**Directive**
Keep only the lines that hold the string "Count", filtering out the rest of the entries below.

**Supplied data**

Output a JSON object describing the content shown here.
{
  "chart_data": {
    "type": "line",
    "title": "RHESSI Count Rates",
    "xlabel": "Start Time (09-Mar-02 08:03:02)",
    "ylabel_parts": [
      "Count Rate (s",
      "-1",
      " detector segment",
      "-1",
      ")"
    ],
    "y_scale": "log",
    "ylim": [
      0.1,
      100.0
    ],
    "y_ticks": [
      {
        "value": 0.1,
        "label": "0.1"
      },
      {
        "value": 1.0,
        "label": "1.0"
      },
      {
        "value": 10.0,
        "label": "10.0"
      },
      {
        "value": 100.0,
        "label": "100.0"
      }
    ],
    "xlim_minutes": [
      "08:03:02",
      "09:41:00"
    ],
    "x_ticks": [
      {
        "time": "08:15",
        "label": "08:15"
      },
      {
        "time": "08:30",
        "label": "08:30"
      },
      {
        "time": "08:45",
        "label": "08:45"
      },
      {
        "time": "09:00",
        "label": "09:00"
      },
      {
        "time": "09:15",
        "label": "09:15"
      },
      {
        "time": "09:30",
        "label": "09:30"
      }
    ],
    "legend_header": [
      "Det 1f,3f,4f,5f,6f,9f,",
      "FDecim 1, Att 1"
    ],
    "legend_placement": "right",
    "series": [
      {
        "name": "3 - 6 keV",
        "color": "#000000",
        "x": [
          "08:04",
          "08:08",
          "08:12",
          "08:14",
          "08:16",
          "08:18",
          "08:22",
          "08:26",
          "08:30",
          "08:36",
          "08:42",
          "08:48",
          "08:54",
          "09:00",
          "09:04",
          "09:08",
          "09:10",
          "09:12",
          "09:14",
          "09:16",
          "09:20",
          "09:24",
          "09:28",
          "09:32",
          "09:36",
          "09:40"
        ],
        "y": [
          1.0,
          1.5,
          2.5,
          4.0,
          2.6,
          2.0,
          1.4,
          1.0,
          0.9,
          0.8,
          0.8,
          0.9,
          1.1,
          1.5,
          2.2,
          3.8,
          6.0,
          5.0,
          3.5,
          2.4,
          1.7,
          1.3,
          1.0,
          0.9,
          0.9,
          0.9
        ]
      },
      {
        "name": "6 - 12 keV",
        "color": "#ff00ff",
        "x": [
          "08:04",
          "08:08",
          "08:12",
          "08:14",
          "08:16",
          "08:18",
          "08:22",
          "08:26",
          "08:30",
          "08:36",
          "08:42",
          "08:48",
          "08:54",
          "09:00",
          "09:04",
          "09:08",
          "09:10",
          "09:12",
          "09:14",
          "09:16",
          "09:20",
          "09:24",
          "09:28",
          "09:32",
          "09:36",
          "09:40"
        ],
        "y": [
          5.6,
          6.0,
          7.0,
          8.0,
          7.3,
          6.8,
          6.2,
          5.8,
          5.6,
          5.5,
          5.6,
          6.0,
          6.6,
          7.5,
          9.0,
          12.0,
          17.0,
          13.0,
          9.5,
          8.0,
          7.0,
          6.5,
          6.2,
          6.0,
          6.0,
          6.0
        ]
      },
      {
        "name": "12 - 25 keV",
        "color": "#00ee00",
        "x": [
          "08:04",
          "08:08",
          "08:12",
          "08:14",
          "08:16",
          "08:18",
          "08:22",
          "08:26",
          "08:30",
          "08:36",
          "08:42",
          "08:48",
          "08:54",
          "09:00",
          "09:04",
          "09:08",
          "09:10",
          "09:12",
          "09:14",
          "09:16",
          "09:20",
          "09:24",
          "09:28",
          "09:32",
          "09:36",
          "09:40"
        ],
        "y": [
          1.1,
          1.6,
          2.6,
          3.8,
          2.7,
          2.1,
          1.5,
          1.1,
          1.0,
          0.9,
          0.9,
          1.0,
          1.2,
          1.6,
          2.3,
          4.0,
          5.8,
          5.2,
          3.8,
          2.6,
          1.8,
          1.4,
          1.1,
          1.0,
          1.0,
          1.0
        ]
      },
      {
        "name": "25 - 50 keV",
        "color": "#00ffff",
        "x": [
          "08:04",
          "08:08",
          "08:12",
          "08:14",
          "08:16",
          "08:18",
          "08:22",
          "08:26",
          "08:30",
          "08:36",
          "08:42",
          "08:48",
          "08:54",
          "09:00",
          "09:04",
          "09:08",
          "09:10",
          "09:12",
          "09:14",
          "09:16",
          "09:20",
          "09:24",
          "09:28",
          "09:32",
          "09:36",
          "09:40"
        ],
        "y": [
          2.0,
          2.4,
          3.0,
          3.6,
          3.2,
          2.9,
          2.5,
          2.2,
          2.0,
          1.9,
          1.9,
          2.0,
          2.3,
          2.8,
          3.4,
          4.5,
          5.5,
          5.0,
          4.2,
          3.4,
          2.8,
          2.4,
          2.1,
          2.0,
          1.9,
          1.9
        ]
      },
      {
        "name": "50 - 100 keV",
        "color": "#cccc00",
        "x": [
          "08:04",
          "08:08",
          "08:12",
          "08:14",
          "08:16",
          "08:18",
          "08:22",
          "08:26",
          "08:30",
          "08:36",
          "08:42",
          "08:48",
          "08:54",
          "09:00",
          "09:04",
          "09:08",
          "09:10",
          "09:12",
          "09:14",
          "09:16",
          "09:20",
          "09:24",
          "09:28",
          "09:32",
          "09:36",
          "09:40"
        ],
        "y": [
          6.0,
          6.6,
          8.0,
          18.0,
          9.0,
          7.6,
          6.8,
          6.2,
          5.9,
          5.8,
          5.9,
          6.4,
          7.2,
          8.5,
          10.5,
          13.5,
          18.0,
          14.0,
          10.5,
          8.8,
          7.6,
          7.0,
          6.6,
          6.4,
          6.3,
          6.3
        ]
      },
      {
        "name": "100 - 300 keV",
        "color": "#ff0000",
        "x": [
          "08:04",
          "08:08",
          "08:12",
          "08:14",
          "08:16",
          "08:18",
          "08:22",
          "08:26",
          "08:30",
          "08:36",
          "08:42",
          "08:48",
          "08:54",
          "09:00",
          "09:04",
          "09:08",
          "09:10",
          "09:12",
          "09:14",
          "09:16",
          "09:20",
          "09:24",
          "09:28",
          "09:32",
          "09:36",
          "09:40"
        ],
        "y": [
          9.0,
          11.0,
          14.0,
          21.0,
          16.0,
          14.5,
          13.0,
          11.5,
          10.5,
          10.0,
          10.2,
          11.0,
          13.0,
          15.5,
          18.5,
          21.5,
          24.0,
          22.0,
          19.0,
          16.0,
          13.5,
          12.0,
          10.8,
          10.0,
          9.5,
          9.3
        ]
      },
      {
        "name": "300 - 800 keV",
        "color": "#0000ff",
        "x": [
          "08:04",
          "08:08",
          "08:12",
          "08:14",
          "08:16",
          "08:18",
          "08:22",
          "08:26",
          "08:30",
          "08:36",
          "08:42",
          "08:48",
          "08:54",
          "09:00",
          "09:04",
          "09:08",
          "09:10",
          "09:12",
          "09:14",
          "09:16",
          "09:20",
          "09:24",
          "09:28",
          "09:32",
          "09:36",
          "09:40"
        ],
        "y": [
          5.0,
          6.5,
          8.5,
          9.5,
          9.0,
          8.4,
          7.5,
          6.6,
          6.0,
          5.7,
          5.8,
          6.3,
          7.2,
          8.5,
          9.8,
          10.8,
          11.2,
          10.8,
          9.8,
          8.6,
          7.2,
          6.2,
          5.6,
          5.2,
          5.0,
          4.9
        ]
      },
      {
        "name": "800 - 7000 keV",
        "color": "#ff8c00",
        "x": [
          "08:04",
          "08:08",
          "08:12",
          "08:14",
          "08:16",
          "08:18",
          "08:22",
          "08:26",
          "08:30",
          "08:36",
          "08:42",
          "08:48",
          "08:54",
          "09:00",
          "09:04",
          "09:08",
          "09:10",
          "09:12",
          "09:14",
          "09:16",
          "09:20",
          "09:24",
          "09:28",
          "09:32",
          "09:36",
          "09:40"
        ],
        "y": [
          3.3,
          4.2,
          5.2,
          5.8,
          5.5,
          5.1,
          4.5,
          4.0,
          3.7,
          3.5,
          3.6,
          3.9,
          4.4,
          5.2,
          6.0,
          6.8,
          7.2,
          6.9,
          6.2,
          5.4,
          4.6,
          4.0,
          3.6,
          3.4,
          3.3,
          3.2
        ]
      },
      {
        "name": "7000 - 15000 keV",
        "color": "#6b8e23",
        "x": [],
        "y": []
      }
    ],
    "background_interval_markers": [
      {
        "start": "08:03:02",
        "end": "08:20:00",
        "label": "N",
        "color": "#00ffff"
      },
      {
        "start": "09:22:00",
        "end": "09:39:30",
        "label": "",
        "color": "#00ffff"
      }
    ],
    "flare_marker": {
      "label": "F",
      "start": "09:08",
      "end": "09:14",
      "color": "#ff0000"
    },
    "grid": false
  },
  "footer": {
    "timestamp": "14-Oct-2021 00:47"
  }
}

**Response to this task**
    "title": "RHESSI Count Rates",
      "Count Rate (s",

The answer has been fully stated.